* **Task statement**:
Transcribe the listing in full, excluding any pictures.

* **Data excerpts**:
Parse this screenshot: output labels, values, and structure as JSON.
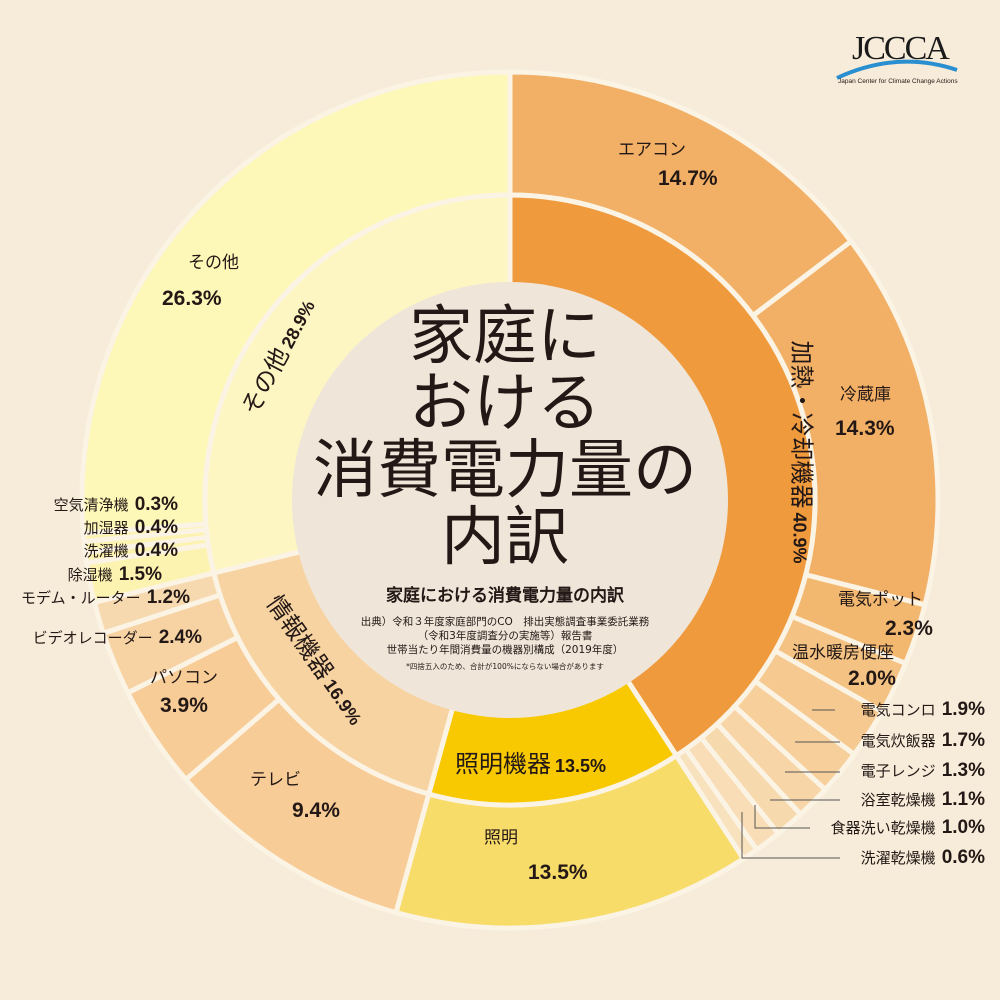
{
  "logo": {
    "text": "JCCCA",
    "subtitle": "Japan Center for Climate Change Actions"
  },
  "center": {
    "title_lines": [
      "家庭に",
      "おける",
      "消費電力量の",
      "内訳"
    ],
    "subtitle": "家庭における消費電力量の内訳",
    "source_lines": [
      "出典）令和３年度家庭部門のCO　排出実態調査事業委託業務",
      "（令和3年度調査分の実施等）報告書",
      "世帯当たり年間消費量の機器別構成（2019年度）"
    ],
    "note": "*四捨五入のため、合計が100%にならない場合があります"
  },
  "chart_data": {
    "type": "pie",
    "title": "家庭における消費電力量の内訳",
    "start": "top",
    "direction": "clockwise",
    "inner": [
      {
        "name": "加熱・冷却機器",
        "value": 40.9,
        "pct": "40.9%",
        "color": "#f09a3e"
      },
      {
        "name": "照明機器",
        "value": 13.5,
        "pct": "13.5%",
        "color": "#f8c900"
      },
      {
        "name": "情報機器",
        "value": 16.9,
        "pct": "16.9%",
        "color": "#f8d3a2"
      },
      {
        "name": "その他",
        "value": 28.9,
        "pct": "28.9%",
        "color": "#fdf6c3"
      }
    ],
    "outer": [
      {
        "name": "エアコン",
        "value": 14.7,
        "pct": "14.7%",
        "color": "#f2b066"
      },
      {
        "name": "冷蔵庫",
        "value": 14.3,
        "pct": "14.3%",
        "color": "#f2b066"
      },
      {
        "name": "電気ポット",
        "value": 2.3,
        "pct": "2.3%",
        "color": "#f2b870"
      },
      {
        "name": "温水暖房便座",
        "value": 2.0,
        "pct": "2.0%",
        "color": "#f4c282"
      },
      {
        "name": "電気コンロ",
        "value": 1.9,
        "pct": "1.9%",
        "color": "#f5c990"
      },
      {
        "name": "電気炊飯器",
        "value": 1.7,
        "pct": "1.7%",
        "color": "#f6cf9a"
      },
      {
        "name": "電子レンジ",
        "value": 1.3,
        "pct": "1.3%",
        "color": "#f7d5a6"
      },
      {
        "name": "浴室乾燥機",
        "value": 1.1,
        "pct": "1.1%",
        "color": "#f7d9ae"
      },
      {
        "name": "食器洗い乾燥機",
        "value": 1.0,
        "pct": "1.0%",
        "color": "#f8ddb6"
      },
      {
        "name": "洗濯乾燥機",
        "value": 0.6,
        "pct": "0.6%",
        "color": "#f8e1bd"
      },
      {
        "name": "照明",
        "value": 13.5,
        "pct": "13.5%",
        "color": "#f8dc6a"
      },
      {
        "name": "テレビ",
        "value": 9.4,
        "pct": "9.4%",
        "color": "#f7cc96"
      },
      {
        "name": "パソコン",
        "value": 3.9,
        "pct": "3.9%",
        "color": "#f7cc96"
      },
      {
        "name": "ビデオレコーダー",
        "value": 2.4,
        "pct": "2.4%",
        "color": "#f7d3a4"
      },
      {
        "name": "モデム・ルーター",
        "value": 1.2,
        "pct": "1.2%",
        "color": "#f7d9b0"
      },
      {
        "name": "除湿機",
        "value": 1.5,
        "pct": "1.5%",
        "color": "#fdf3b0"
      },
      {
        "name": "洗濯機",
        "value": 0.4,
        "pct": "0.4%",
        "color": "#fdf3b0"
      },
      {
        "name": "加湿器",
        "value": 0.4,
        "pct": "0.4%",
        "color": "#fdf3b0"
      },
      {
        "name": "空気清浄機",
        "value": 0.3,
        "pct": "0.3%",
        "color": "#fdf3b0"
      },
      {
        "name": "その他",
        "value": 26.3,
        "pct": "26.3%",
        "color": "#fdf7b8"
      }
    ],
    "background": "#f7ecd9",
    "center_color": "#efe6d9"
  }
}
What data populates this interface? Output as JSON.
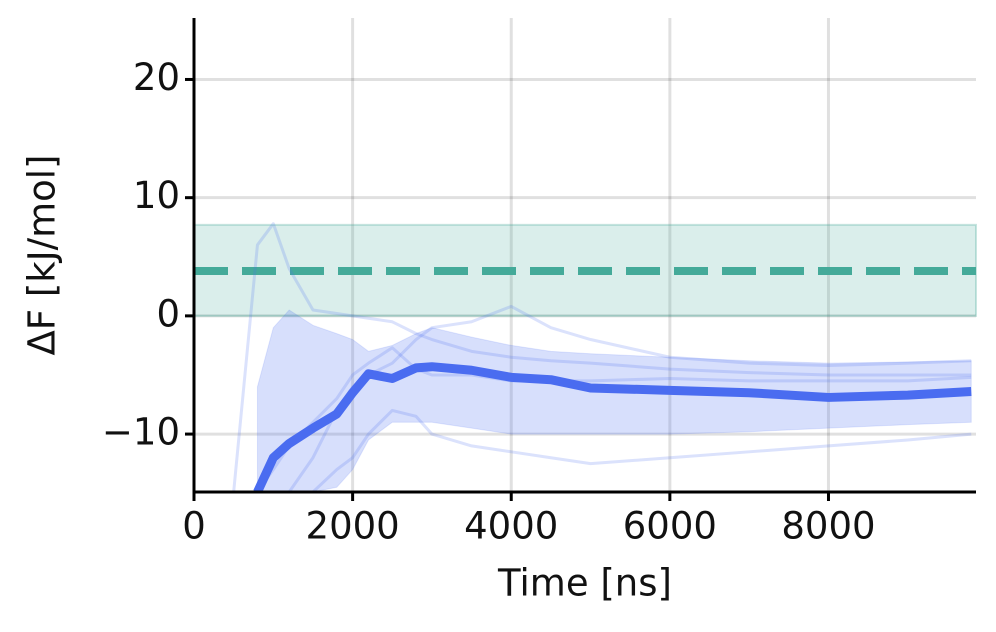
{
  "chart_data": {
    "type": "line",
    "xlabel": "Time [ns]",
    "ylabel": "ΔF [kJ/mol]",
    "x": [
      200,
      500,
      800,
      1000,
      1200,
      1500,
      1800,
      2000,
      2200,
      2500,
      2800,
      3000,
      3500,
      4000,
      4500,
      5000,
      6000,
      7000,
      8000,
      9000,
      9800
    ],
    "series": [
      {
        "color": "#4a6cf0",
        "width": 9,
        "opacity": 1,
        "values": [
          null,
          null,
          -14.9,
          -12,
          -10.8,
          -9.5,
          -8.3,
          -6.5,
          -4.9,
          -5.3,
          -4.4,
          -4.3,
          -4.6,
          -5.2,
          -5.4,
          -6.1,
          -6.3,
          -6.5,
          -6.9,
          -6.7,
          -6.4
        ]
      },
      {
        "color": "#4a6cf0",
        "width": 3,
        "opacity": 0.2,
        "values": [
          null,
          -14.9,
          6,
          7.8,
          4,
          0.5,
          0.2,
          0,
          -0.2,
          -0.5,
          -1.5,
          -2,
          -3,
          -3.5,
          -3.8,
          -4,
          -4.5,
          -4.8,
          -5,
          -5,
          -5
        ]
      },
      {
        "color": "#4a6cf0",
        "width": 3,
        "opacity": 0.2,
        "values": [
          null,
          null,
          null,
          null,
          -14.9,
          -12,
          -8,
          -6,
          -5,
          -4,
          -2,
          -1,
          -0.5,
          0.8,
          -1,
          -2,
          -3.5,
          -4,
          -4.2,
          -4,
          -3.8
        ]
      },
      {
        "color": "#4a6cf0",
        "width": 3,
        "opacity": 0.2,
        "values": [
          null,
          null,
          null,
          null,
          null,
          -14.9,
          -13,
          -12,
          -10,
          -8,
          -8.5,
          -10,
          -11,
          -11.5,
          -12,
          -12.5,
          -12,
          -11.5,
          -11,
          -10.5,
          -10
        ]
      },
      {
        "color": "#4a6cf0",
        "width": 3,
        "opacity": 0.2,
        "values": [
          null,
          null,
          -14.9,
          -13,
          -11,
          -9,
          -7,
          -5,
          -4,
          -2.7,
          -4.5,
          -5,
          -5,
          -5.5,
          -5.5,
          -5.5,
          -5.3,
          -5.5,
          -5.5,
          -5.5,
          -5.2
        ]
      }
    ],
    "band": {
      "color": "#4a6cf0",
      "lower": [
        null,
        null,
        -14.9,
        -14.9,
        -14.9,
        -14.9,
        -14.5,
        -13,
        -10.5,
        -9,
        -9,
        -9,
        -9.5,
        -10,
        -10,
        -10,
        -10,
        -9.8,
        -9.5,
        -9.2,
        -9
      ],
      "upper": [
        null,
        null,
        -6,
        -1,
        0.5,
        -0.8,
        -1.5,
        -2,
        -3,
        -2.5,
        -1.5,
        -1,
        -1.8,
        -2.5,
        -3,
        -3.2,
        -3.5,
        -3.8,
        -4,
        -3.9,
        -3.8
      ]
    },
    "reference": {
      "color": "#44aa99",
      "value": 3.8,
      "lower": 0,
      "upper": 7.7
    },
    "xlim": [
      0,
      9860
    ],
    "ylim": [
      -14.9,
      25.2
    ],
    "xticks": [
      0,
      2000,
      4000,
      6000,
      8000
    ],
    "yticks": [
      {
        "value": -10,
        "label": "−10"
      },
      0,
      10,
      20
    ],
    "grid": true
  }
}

* **Written solution**:
Parse this screenshot: output labels, values, and structure as JSON.
{
  "logo": {
    "text": "JCCCA",
    "subtitle": "Japan Center for Climate Change Actions"
  },
  "center": {
    "title_lines": [
      "家庭に",
      "おける",
      "消費電力量の",
      "内訳"
    ],
    "subtitle": "家庭における消費電力量の内訳",
    "source_lines": [
      "出典）令和３年度家庭部門のCO　排出実態調査事業委託業務",
      "（令和3年度調査分の実施等）報告書",
      "世帯当たり年間消費量の機器別構成（2019年度）"
    ],
    "note": "*四捨五入のため、合計が100%にならない場合があります"
  },
  "chart_data": {
    "type": "pie",
    "title": "家庭における消費電力量の内訳",
    "start": "top",
    "direction": "clockwise",
    "inner": [
      {
        "name": "加熱・冷却機器",
        "value": 40.9,
        "pct": "40.9%",
        "color": "#f09a3e"
      },
      {
        "name": "照明機器",
        "value": 13.5,
        "pct": "13.5%",
        "color": "#f8c900"
      },
      {
        "name": "情報機器",
        "value": 16.9,
        "pct": "16.9%",
        "color": "#f8d3a2"
      },
      {
        "name": "その他",
        "value": 28.9,
        "pct": "28.9%",
        "color": "#fdf6c3"
      }
    ],
    "outer": [
      {
        "name": "エアコン",
        "value": 14.7,
        "pct": "14.7%",
        "color": "#f2b066"
      },
      {
        "name": "冷蔵庫",
        "value": 14.3,
        "pct": "14.3%",
        "color": "#f2b066"
      },
      {
        "name": "電気ポット",
        "value": 2.3,
        "pct": "2.3%",
        "color": "#f2b870"
      },
      {
        "name": "温水暖房便座",
        "value": 2.0,
        "pct": "2.0%",
        "color": "#f4c282"
      },
      {
        "name": "電気コンロ",
        "value": 1.9,
        "pct": "1.9%",
        "color": "#f5c990"
      },
      {
        "name": "電気炊飯器",
        "value": 1.7,
        "pct": "1.7%",
        "color": "#f6cf9a"
      },
      {
        "name": "電子レンジ",
        "value": 1.3,
        "pct": "1.3%",
        "color": "#f7d5a6"
      },
      {
        "name": "浴室乾燥機",
        "value": 1.1,
        "pct": "1.1%",
        "color": "#f7d9ae"
      },
      {
        "name": "食器洗い乾燥機",
        "value": 1.0,
        "pct": "1.0%",
        "color": "#f8ddb6"
      },
      {
        "name": "洗濯乾燥機",
        "value": 0.6,
        "pct": "0.6%",
        "color": "#f8e1bd"
      },
      {
        "name": "照明",
        "value": 13.5,
        "pct": "13.5%",
        "color": "#f8dc6a"
      },
      {
        "name": "テレビ",
        "value": 9.4,
        "pct": "9.4%",
        "color": "#f7cc96"
      },
      {
        "name": "パソコン",
        "value": 3.9,
        "pct": "3.9%",
        "color": "#f7cc96"
      },
      {
        "name": "ビデオレコーダー",
        "value": 2.4,
        "pct": "2.4%",
        "color": "#f7d3a4"
      },
      {
        "name": "モデム・ルーター",
        "value": 1.2,
        "pct": "1.2%",
        "color": "#f7d9b0"
      },
      {
        "name": "除湿機",
        "value": 1.5,
        "pct": "1.5%",
        "color": "#fdf3b0"
      },
      {
        "name": "洗濯機",
        "value": 0.4,
        "pct": "0.4%",
        "color": "#fdf3b0"
      },
      {
        "name": "加湿器",
        "value": 0.4,
        "pct": "0.4%",
        "color": "#fdf3b0"
      },
      {
        "name": "空気清浄機",
        "value": 0.3,
        "pct": "0.3%",
        "color": "#fdf3b0"
      },
      {
        "name": "その他",
        "value": 26.3,
        "pct": "26.3%",
        "color": "#fdf7b8"
      }
    ],
    "background": "#f7ecd9",
    "center_color": "#efe6d9"
  }
}
What data populates this interface? Output as JSON.
{
  "chart_data": {
    "type": "line",
    "xlabel": "Time [ns]",
    "ylabel": "ΔF [kJ/mol]",
    "x": [
      200,
      500,
      800,
      1000,
      1200,
      1500,
      1800,
      2000,
      2200,
      2500,
      2800,
      3000,
      3500,
      4000,
      4500,
      5000,
      6000,
      7000,
      8000,
      9000,
      9800
    ],
    "series": [
      {
        "color": "#4a6cf0",
        "width": 9,
        "opacity": 1,
        "values": [
          null,
          null,
          -14.9,
          -12,
          -10.8,
          -9.5,
          -8.3,
          -6.5,
          -4.9,
          -5.3,
          -4.4,
          -4.3,
          -4.6,
          -5.2,
          -5.4,
          -6.1,
          -6.3,
          -6.5,
          -6.9,
          -6.7,
          -6.4
        ]
      },
      {
        "color": "#4a6cf0",
        "width": 3,
        "opacity": 0.2,
        "values": [
          null,
          -14.9,
          6,
          7.8,
          4,
          0.5,
          0.2,
          0,
          -0.2,
          -0.5,
          -1.5,
          -2,
          -3,
          -3.5,
          -3.8,
          -4,
          -4.5,
          -4.8,
          -5,
          -5,
          -5
        ]
      },
      {
        "color": "#4a6cf0",
        "width": 3,
        "opacity": 0.2,
        "values": [
          null,
          null,
          null,
          null,
          -14.9,
          -12,
          -8,
          -6,
          -5,
          -4,
          -2,
          -1,
          -0.5,
          0.8,
          -1,
          -2,
          -3.5,
          -4,
          -4.2,
          -4,
          -3.8
        ]
      },
      {
        "color": "#4a6cf0",
        "width": 3,
        "opacity": 0.2,
        "values": [
          null,
          null,
          null,
          null,
          null,
          -14.9,
          -13,
          -12,
          -10,
          -8,
          -8.5,
          -10,
          -11,
          -11.5,
          -12,
          -12.5,
          -12,
          -11.5,
          -11,
          -10.5,
          -10
        ]
      },
      {
        "color": "#4a6cf0",
        "width": 3,
        "opacity": 0.2,
        "values": [
          null,
          null,
          -14.9,
          -13,
          -11,
          -9,
          -7,
          -5,
          -4,
          -2.7,
          -4.5,
          -5,
          -5,
          -5.5,
          -5.5,
          -5.5,
          -5.3,
          -5.5,
          -5.5,
          -5.5,
          -5.2
        ]
      }
    ],
    "band": {
      "color": "#4a6cf0",
      "lower": [
        null,
        null,
        -14.9,
        -14.9,
        -14.9,
        -14.9,
        -14.5,
        -13,
        -10.5,
        -9,
        -9,
        -9,
        -9.5,
        -10,
        -10,
        -10,
        -10,
        -9.8,
        -9.5,
        -9.2,
        -9
      ],
      "upper": [
        null,
        null,
        -6,
        -1,
        0.5,
        -0.8,
        -1.5,
        -2,
        -3,
        -2.5,
        -1.5,
        -1,
        -1.8,
        -2.5,
        -3,
        -3.2,
        -3.5,
        -3.8,
        -4,
        -3.9,
        -3.8
      ]
    },
    "reference": {
      "color": "#44aa99",
      "value": 3.8,
      "lower": 0,
      "upper": 7.7
    },
    "xlim": [
      0,
      9860
    ],
    "ylim": [
      -14.9,
      25.2
    ],
    "xticks": [
      0,
      2000,
      4000,
      6000,
      8000
    ],
    "yticks": [
      {
        "value": -10,
        "label": "−10"
      },
      0,
      10,
      20
    ],
    "grid": true
  }
}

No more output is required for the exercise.